#### Given problem:
Set each record down exactly, excluding all images.

#### Records for processing:

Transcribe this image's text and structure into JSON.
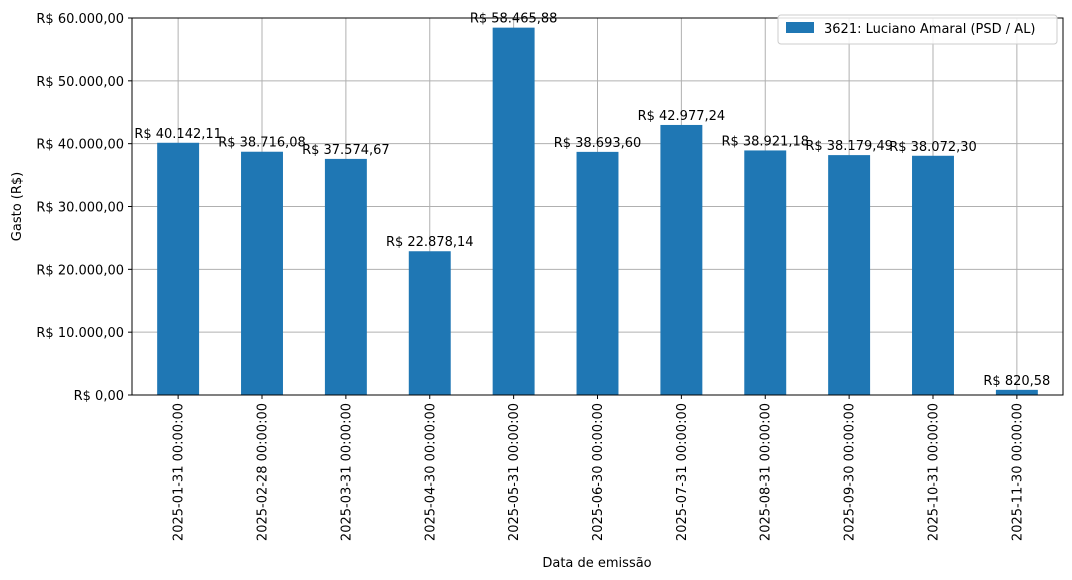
{
  "chart_data": {
    "type": "bar",
    "categories": [
      "2025-01-31 00:00:00",
      "2025-02-28 00:00:00",
      "2025-03-31 00:00:00",
      "2025-04-30 00:00:00",
      "2025-05-31 00:00:00",
      "2025-06-30 00:00:00",
      "2025-07-31 00:00:00",
      "2025-08-31 00:00:00",
      "2025-09-30 00:00:00",
      "2025-10-31 00:00:00",
      "2025-11-30 00:00:00"
    ],
    "series": [
      {
        "name": "3621: Luciano Amaral (PSD / AL)",
        "values": [
          40142.11,
          38716.08,
          37574.67,
          22878.14,
          58465.88,
          38693.6,
          42977.24,
          38921.18,
          38179.49,
          38072.3,
          820.58
        ],
        "labels": [
          "R$ 40.142,11",
          "R$ 38.716,08",
          "R$ 37.574,67",
          "R$ 22.878,14",
          "R$ 58.465,88",
          "R$ 38.693,60",
          "R$ 42.977,24",
          "R$ 38.921,18",
          "R$ 38.179,49",
          "R$ 38.072,30",
          "R$ 820,58"
        ],
        "color": "#1f77b4"
      }
    ],
    "title": "",
    "xlabel": "Data de emissão",
    "ylabel": "Gasto (R$)",
    "ylim": [
      0,
      60000
    ],
    "yticks": [
      0,
      10000,
      20000,
      30000,
      40000,
      50000,
      60000
    ],
    "ytick_labels": [
      "R$ 0,00",
      "R$ 10.000,00",
      "R$ 20.000,00",
      "R$ 30.000,00",
      "R$ 40.000,00",
      "R$ 50.000,00",
      "R$ 60.000,00"
    ],
    "grid": true,
    "legend_position": "top-right"
  }
}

#### Task response:
Transcribe this image's text and structure into JSON.
{
  "chart_data": {
    "type": "bar",
    "categories": [
      "2025-01-31 00:00:00",
      "2025-02-28 00:00:00",
      "2025-03-31 00:00:00",
      "2025-04-30 00:00:00",
      "2025-05-31 00:00:00",
      "2025-06-30 00:00:00",
      "2025-07-31 00:00:00",
      "2025-08-31 00:00:00",
      "2025-09-30 00:00:00",
      "2025-10-31 00:00:00",
      "2025-11-30 00:00:00"
    ],
    "series": [
      {
        "name": "3621: Luciano Amaral (PSD / AL)",
        "values": [
          40142.11,
          38716.08,
          37574.67,
          22878.14,
          58465.88,
          38693.6,
          42977.24,
          38921.18,
          38179.49,
          38072.3,
          820.58
        ],
        "labels": [
          "R$ 40.142,11",
          "R$ 38.716,08",
          "R$ 37.574,67",
          "R$ 22.878,14",
          "R$ 58.465,88",
          "R$ 38.693,60",
          "R$ 42.977,24",
          "R$ 38.921,18",
          "R$ 38.179,49",
          "R$ 38.072,30",
          "R$ 820,58"
        ],
        "color": "#1f77b4"
      }
    ],
    "title": "",
    "xlabel": "Data de emissão",
    "ylabel": "Gasto (R$)",
    "ylim": [
      0,
      60000
    ],
    "yticks": [
      0,
      10000,
      20000,
      30000,
      40000,
      50000,
      60000
    ],
    "ytick_labels": [
      "R$ 0,00",
      "R$ 10.000,00",
      "R$ 20.000,00",
      "R$ 30.000,00",
      "R$ 40.000,00",
      "R$ 50.000,00",
      "R$ 60.000,00"
    ],
    "grid": true,
    "legend_position": "top-right"
  }
}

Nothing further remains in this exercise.